● **PROBLEM TO WORK ON**
Do not include the pictures; repeat the rest of the data exactly.

● **PROVIDED RECORDS**
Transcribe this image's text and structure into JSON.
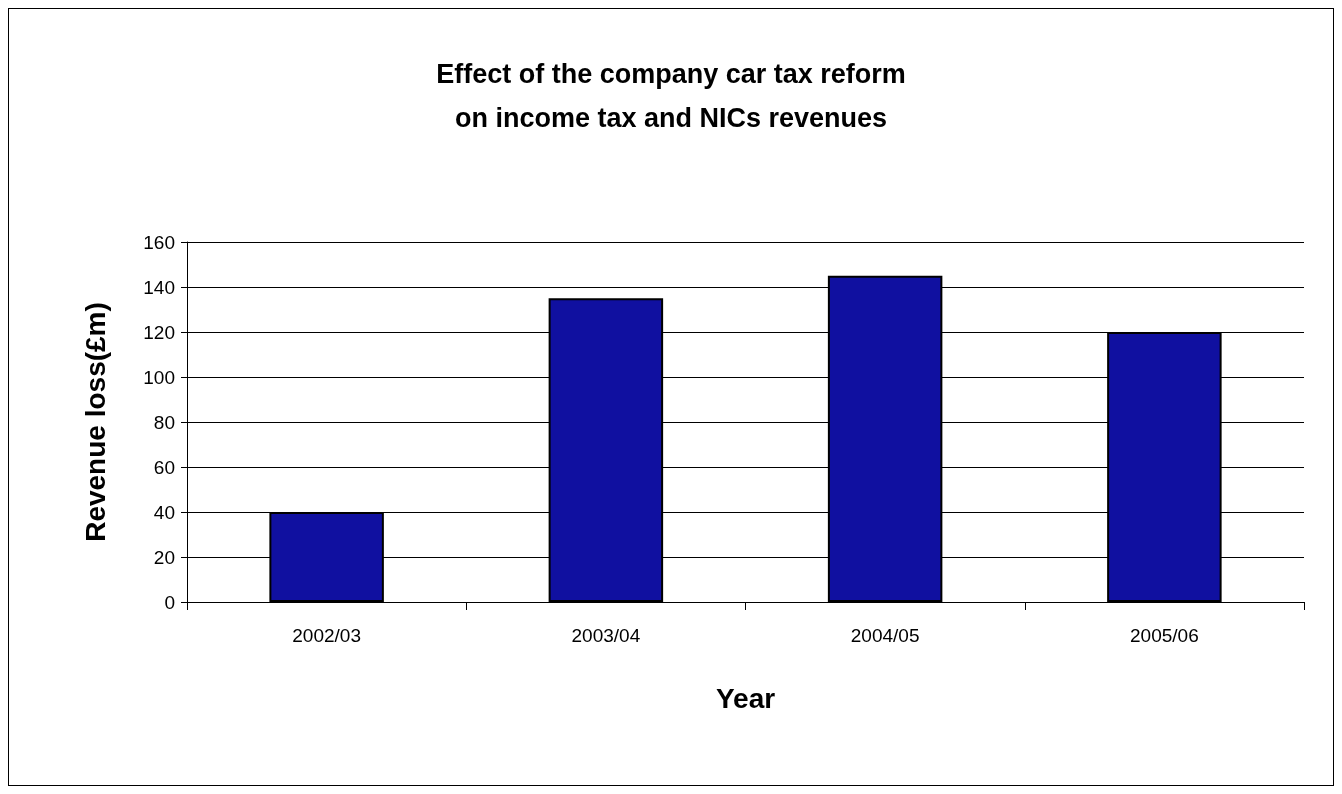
{
  "chart_data": {
    "type": "bar",
    "title": "Effect of the company car tax reform\non income tax and NICs revenues",
    "xlabel": "Year",
    "ylabel": "Revenue loss(£m)",
    "categories": [
      "2002/03",
      "2003/04",
      "2004/05",
      "2005/06"
    ],
    "values": [
      40,
      135,
      145,
      120
    ],
    "color": "#1010a0",
    "ylim": [
      0,
      160
    ],
    "yticks": [
      0,
      20,
      40,
      60,
      80,
      100,
      120,
      140,
      160
    ],
    "grid": "y"
  }
}
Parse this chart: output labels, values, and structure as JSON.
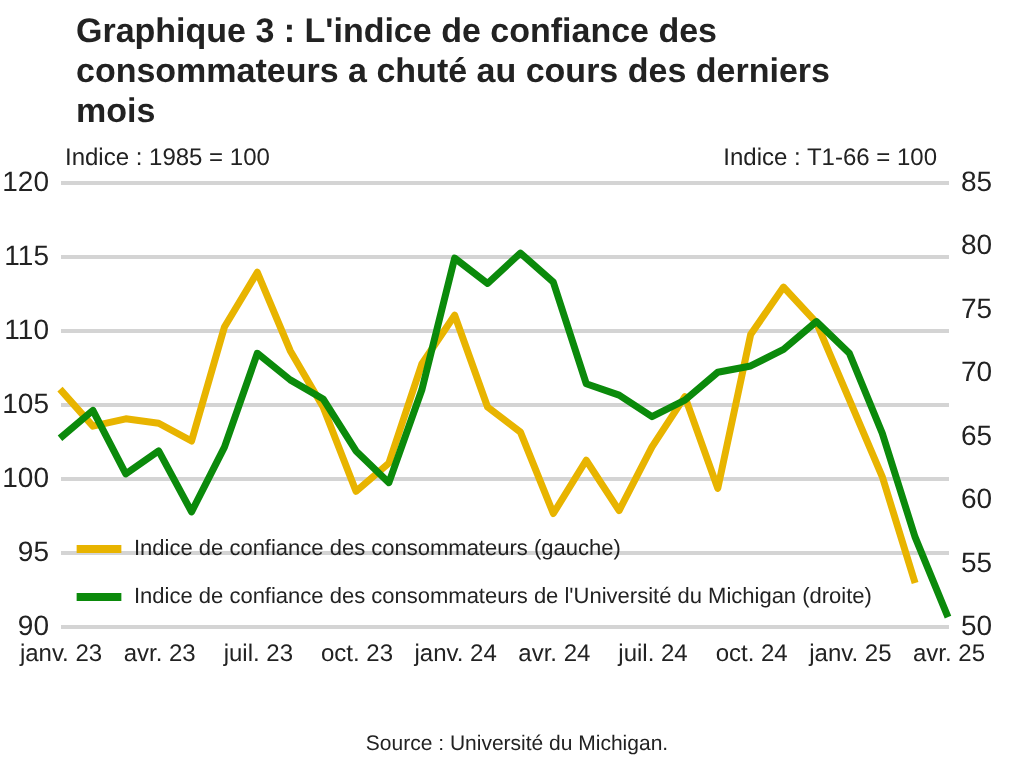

● **ANSWER TO THIS PROBLEM**
Transcribe this image's text and structure into JSON.
{
  "chart_data": {
    "type": "bar",
    "title": "Effect of the company car tax reform\non income tax and NICs revenues",
    "xlabel": "Year",
    "ylabel": "Revenue loss(£m)",
    "categories": [
      "2002/03",
      "2003/04",
      "2004/05",
      "2005/06"
    ],
    "values": [
      40,
      135,
      145,
      120
    ],
    "color": "#1010a0",
    "ylim": [
      0,
      160
    ],
    "yticks": [
      0,
      20,
      40,
      60,
      80,
      100,
      120,
      140,
      160
    ],
    "grid": "y"
  }
}
Parse this chart: output labels, values, and structure as JSON.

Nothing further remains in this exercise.